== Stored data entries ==
<<<<
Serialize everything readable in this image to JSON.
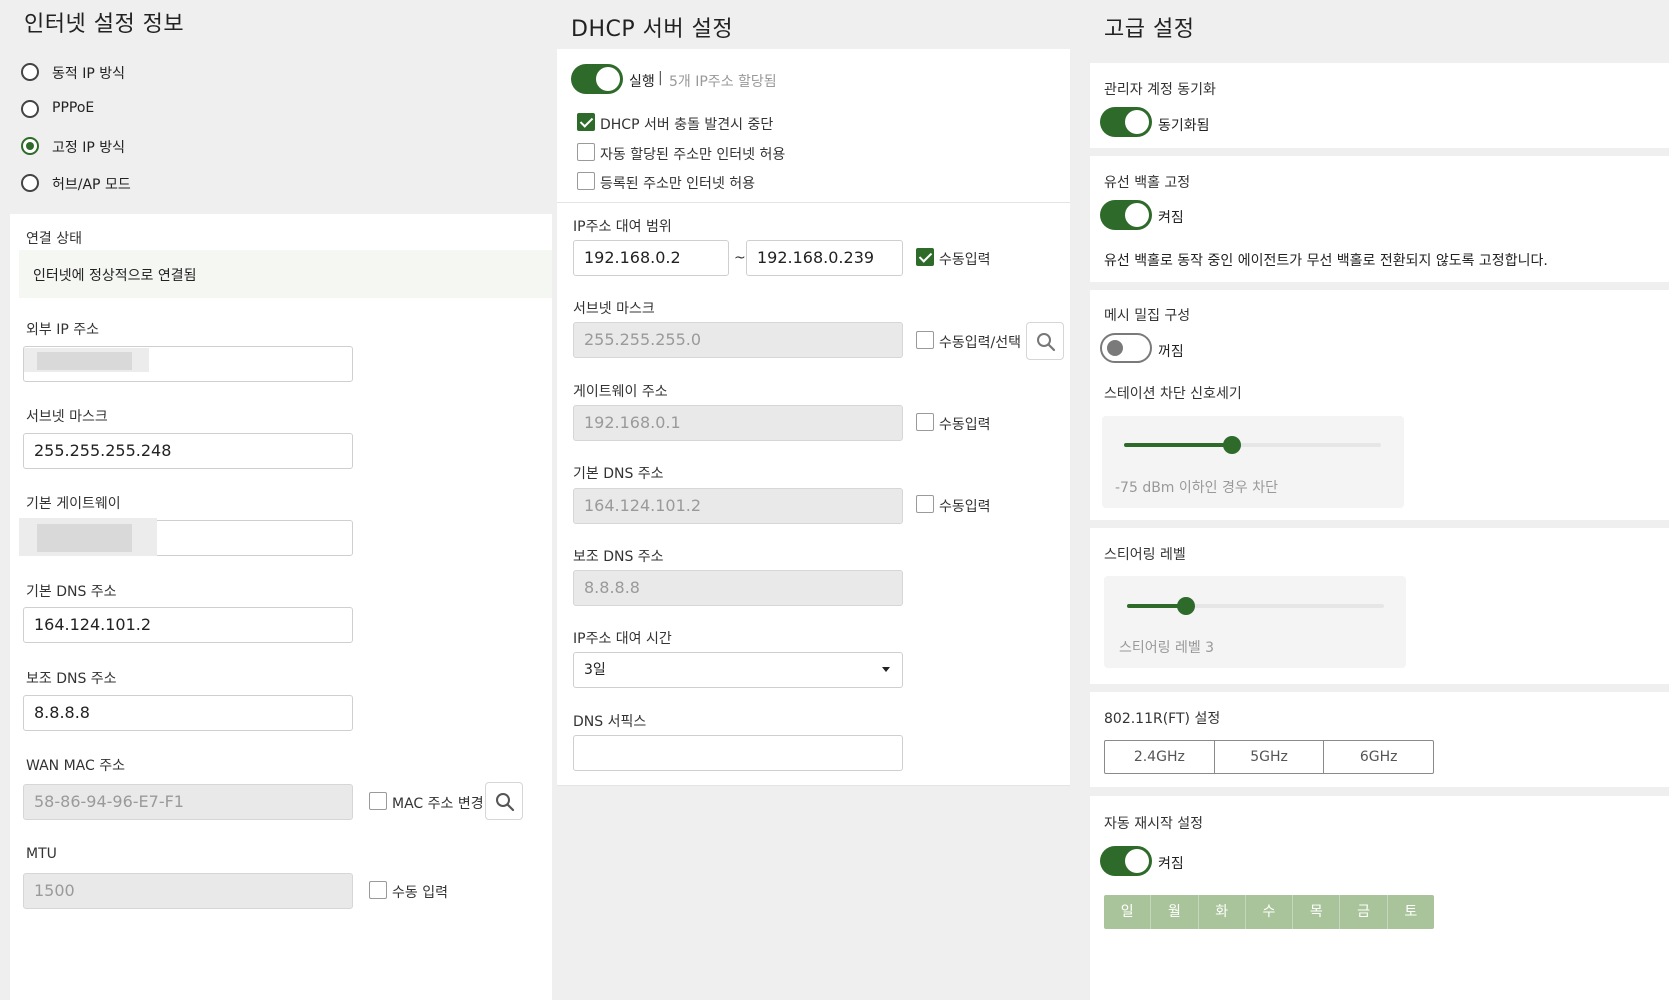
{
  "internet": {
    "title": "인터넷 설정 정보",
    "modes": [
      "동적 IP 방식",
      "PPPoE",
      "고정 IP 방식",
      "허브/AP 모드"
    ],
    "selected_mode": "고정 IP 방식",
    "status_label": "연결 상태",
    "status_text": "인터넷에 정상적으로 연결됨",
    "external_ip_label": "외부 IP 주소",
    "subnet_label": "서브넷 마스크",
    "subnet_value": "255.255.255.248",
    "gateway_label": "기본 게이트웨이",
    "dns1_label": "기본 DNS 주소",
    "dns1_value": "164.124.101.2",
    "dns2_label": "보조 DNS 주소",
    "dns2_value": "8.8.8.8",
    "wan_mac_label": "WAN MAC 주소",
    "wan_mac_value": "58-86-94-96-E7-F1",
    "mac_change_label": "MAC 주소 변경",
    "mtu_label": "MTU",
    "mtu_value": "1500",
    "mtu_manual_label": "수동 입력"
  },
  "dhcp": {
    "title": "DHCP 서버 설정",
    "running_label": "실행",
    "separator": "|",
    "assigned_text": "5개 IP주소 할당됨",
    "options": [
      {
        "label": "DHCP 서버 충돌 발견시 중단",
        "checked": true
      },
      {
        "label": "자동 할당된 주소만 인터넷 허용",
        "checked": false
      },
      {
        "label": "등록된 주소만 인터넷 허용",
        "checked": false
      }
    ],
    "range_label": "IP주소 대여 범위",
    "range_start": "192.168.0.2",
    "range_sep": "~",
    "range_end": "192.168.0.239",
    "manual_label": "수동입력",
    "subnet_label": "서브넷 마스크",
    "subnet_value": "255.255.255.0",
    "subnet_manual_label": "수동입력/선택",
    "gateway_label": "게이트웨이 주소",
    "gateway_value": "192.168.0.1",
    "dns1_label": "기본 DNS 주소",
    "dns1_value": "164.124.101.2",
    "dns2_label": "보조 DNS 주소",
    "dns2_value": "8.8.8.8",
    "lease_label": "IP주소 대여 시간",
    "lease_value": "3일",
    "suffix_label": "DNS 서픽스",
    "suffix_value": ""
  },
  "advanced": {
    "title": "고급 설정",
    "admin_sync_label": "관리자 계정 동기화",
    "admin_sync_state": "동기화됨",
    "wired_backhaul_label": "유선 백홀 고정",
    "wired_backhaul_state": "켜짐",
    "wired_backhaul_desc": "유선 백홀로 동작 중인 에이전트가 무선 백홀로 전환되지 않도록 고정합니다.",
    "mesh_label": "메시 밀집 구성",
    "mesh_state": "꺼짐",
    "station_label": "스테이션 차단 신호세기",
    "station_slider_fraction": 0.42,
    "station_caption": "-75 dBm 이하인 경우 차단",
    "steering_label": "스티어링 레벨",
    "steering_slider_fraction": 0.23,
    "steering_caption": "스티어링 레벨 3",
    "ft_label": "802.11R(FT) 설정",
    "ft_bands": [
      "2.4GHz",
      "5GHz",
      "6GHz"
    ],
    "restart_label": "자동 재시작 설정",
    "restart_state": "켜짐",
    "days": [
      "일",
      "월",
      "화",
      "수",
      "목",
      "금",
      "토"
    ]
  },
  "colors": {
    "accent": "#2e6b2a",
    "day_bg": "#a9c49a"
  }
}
>>>>
== What the exercise asks ==
Give back all entries exactly. No pictures belong in the copy.

== Response for this exercise ==
Serialize everything readable in this image to JSON.
{
  "internet": {
    "title": "인터넷 설정 정보",
    "modes": [
      "동적 IP 방식",
      "PPPoE",
      "고정 IP 방식",
      "허브/AP 모드"
    ],
    "selected_mode": "고정 IP 방식",
    "status_label": "연결 상태",
    "status_text": "인터넷에 정상적으로 연결됨",
    "external_ip_label": "외부 IP 주소",
    "subnet_label": "서브넷 마스크",
    "subnet_value": "255.255.255.248",
    "gateway_label": "기본 게이트웨이",
    "dns1_label": "기본 DNS 주소",
    "dns1_value": "164.124.101.2",
    "dns2_label": "보조 DNS 주소",
    "dns2_value": "8.8.8.8",
    "wan_mac_label": "WAN MAC 주소",
    "wan_mac_value": "58-86-94-96-E7-F1",
    "mac_change_label": "MAC 주소 변경",
    "mtu_label": "MTU",
    "mtu_value": "1500",
    "mtu_manual_label": "수동 입력"
  },
  "dhcp": {
    "title": "DHCP 서버 설정",
    "running_label": "실행",
    "separator": "|",
    "assigned_text": "5개 IP주소 할당됨",
    "options": [
      {
        "label": "DHCP 서버 충돌 발견시 중단",
        "checked": true
      },
      {
        "label": "자동 할당된 주소만 인터넷 허용",
        "checked": false
      },
      {
        "label": "등록된 주소만 인터넷 허용",
        "checked": false
      }
    ],
    "range_label": "IP주소 대여 범위",
    "range_start": "192.168.0.2",
    "range_sep": "~",
    "range_end": "192.168.0.239",
    "manual_label": "수동입력",
    "subnet_label": "서브넷 마스크",
    "subnet_value": "255.255.255.0",
    "subnet_manual_label": "수동입력/선택",
    "gateway_label": "게이트웨이 주소",
    "gateway_value": "192.168.0.1",
    "dns1_label": "기본 DNS 주소",
    "dns1_value": "164.124.101.2",
    "dns2_label": "보조 DNS 주소",
    "dns2_value": "8.8.8.8",
    "lease_label": "IP주소 대여 시간",
    "lease_value": "3일",
    "suffix_label": "DNS 서픽스",
    "suffix_value": ""
  },
  "advanced": {
    "title": "고급 설정",
    "admin_sync_label": "관리자 계정 동기화",
    "admin_sync_state": "동기화됨",
    "wired_backhaul_label": "유선 백홀 고정",
    "wired_backhaul_state": "켜짐",
    "wired_backhaul_desc": "유선 백홀로 동작 중인 에이전트가 무선 백홀로 전환되지 않도록 고정합니다.",
    "mesh_label": "메시 밀집 구성",
    "mesh_state": "꺼짐",
    "station_label": "스테이션 차단 신호세기",
    "station_slider_fraction": 0.42,
    "station_caption": "-75 dBm 이하인 경우 차단",
    "steering_label": "스티어링 레벨",
    "steering_slider_fraction": 0.23,
    "steering_caption": "스티어링 레벨 3",
    "ft_label": "802.11R(FT) 설정",
    "ft_bands": [
      "2.4GHz",
      "5GHz",
      "6GHz"
    ],
    "restart_label": "자동 재시작 설정",
    "restart_state": "켜짐",
    "days": [
      "일",
      "월",
      "화",
      "수",
      "목",
      "금",
      "토"
    ]
  },
  "colors": {
    "accent": "#2e6b2a",
    "day_bg": "#a9c49a"
  }
}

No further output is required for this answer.